• Required work
Retype each record below word for word. Leave the pictures out.

Collected data entries
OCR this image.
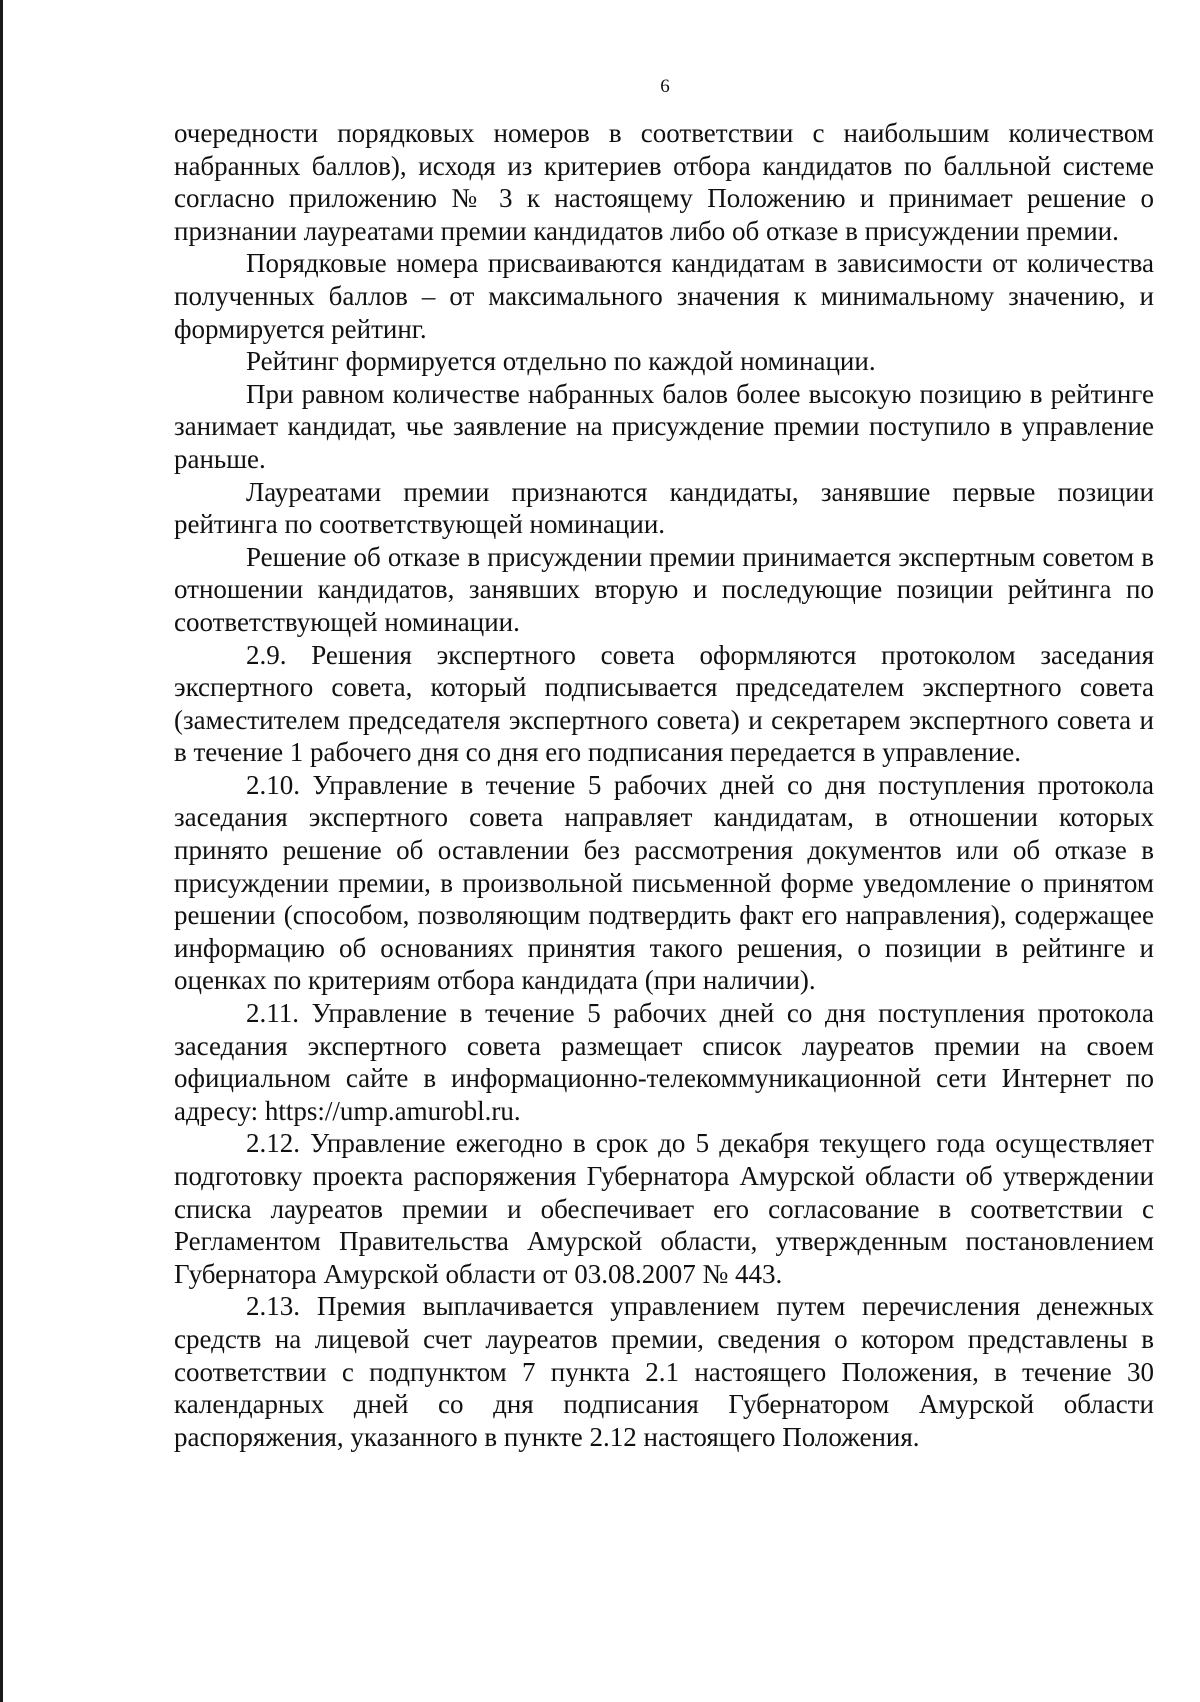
6

очередности порядковых номеров в соответствии с наибольшим количеством набранных баллов), исходя из критериев отбора кандидатов по балльной системе согласно приложению № 3 к настоящему Положению и принимает решение о признании лауреатами премии кандидатов либо об отказе в присуждении премии.

Порядковые номера присваиваются кандидатам в зависимости от количества полученных баллов – от максимального значения к минимальному значению, и формируется рейтинг.

Рейтинг формируется отдельно по каждой номинации.

При равном количестве набранных балов более высокую позицию в рейтинге занимает кандидат, чье заявление на присуждение премии поступило в управление раньше.

Лауреатами премии признаются кандидаты, занявшие первые позиции рейтинга по соответствующей номинации.

Решение об отказе в присуждении премии принимается экспертным советом в отношении кандидатов, занявших вторую и последующие позиции рейтинга по соответствующей номинации.

2.9. Решения экспертного совета оформляются протоколом заседания экспертного совета, который подписывается председателем экспертного совета (заместителем председателя экспертного совета) и секретарем экспертного совета и в течение 1 рабочего дня со дня его подписания передается в управление.

2.10. Управление в течение 5 рабочих дней со дня поступления протокола заседания экспертного совета направляет кандидатам, в отношении которых принято решение об оставлении без рассмотрения документов или об отказе в присуждении премии, в произвольной письменной форме уведомление о принятом решении (способом, позволяющим подтвердить факт его направления), содержащее информацию об основаниях принятия такого решения, о позиции в рейтинге и оценках по критериям отбора кандидата (при наличии).

2.11. Управление в течение 5 рабочих дней со дня поступления протокола заседания экспертного совета размещает список лауреатов премии на своем официальном сайте в информационно-телекоммуникационной сети Интернет по адресу: https://ump.amurobl.ru.

2.12. Управление ежегодно в срок до 5 декабря текущего года осуществляет подготовку проекта распоряжения Губернатора Амурской области об утверждении списка лауреатов премии и обеспечивает его согласование в соответствии с Регламентом Правительства Амурской области, утвержденным постановлением Губернатора Амурской области от 03.08.2007 № 443.

2.13. Премия выплачивается управлением путем перечисления денежных средств на лицевой счет лауреатов премии, сведения о котором представлены в соответствии с подпунктом 7 пункта 2.1 настоящего Положения, в течение 30 календарных дней со дня подписания Губернатором Амурской области распоряжения, указанного в пункте 2.12 настоящего Положения.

• Result of the task
OCR this image.
6

очередности порядковых номеров в соответствии с наибольшим количеством набранных баллов), исходя из критериев отбора кандидатов по балльной системе согласно приложению № 3 к настоящему Положению и принимает решение о признании лауреатами премии кандидатов либо об отказе в присуждении премии.

Порядковые номера присваиваются кандидатам в зависимости от количества полученных баллов – от максимального значения к минимальному значению, и формируется рейтинг.

Рейтинг формируется отдельно по каждой номинации.

При равном количестве набранных балов более высокую позицию в рейтинге занимает кандидат, чье заявление на присуждение премии поступило в управление раньше.

Лауреатами премии признаются кандидаты, занявшие первые позиции рейтинга по соответствующей номинации.

Решение об отказе в присуждении премии принимается экспертным советом в отношении кандидатов, занявших вторую и последующие позиции рейтинга по соответствующей номинации.

2.9. Решения экспертного совета оформляются протоколом заседания экспертного совета, который подписывается председателем экспертного совета (заместителем председателя экспертного совета) и секретарем экспертного совета и в течение 1 рабочего дня со дня его подписания передается в управление.

2.10. Управление в течение 5 рабочих дней со дня поступления протокола заседания экспертного совета направляет кандидатам, в отношении которых принято решение об оставлении без рассмотрения документов или об отказе в присуждении премии, в произвольной письменной форме уведомление о принятом решении (способом, позволяющим подтвердить факт его направления), содержащее информацию об основаниях принятия такого решения, о позиции в рейтинге и оценках по критериям отбора кандидата (при наличии).

2.11. Управление в течение 5 рабочих дней со дня поступления протокола заседания экспертного совета размещает список лауреатов премии на своем официальном сайте в информационно-телекоммуникационной сети Интернет по адресу: https://ump.amurobl.ru.

2.12. Управление ежегодно в срок до 5 декабря текущего года осуществляет подготовку проекта распоряжения Губернатора Амурской области об утверждении списка лауреатов премии и обеспечивает его согласование в соответствии с Регламентом Правительства Амурской области, утвержденным постановлением Губернатора Амурской области от 03.08.2007 № 443.

2.13. Премия выплачивается управлением путем перечисления денежных средств на лицевой счет лауреатов премии, сведения о котором представлены в соответствии с подпунктом 7 пункта 2.1 настоящего Положения, в течение 30 календарных дней со дня подписания Губернатором Амурской области распоряжения, указанного в пункте 2.12 настоящего Положения.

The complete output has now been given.